┌──
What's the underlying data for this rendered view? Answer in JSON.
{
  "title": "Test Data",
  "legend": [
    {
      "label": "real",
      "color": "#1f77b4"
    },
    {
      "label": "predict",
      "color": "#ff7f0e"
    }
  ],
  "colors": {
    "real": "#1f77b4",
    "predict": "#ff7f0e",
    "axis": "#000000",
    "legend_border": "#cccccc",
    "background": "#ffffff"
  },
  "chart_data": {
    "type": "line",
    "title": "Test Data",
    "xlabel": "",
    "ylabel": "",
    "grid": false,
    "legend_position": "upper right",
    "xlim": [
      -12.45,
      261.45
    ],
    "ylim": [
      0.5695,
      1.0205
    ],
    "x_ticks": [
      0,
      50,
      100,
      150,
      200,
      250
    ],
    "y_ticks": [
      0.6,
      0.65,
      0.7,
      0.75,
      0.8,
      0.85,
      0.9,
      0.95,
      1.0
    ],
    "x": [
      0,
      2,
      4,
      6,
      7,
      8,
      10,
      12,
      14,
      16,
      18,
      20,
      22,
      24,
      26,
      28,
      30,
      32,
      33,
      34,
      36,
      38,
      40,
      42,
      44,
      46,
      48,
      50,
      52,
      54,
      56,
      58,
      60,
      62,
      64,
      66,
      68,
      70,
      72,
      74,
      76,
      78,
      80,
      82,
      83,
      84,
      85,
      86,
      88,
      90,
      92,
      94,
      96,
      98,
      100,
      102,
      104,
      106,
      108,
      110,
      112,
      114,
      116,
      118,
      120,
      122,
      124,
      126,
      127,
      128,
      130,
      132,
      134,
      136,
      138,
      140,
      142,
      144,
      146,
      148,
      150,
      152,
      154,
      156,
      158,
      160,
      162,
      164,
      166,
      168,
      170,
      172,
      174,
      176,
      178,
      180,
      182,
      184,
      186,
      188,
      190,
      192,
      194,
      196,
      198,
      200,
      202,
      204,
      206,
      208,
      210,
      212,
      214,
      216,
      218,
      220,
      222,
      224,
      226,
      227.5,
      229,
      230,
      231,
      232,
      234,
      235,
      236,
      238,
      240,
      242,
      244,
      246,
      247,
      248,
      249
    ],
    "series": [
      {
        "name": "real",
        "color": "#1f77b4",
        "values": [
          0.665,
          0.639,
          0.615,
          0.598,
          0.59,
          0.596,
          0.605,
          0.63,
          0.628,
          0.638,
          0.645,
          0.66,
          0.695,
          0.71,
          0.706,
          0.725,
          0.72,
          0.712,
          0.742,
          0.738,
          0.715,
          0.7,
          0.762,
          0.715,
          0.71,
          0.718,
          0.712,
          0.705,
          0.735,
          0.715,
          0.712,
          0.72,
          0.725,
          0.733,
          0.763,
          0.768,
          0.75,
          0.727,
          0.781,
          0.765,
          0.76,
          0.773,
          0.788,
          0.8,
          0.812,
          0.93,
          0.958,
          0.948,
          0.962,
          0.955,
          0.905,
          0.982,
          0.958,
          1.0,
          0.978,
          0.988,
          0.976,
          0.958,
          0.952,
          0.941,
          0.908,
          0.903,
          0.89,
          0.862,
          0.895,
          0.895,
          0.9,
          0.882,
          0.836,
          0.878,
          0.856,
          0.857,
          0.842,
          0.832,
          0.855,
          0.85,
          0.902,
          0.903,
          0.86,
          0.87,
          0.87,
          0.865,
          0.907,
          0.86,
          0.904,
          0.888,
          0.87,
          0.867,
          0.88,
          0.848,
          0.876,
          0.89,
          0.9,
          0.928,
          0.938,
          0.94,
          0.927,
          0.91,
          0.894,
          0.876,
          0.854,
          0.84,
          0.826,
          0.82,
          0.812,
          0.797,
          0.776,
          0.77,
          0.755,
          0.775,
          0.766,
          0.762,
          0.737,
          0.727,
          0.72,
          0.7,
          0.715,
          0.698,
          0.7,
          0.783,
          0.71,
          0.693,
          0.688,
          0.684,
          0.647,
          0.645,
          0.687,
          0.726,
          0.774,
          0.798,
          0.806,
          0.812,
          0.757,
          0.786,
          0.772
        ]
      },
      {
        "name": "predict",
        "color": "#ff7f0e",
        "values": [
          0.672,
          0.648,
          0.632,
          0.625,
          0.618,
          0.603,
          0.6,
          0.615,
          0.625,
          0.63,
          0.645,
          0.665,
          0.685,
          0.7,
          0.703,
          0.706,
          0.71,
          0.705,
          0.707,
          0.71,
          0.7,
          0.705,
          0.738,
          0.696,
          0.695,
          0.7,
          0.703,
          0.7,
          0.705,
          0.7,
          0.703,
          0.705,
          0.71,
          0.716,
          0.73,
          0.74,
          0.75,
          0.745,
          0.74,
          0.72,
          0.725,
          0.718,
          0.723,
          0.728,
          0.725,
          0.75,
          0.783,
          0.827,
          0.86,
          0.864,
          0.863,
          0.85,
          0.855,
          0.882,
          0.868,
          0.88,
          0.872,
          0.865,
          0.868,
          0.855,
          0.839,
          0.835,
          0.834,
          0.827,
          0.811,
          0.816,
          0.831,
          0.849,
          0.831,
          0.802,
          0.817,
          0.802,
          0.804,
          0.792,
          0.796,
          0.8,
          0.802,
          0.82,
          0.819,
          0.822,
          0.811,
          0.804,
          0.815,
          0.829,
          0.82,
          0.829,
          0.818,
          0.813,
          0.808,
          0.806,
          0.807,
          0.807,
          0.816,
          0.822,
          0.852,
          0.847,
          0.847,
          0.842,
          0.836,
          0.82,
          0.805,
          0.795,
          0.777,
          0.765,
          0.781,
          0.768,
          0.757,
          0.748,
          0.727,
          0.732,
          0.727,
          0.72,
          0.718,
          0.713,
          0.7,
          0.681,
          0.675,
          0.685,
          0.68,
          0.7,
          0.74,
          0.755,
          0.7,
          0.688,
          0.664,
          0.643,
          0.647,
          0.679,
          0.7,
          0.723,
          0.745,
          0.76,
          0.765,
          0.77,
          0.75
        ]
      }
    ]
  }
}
└──
Report each line in the preceding entries that holds the string "predict".

      "label": "predict",
    "predict": "#ff7f0e",
        "name": "predict",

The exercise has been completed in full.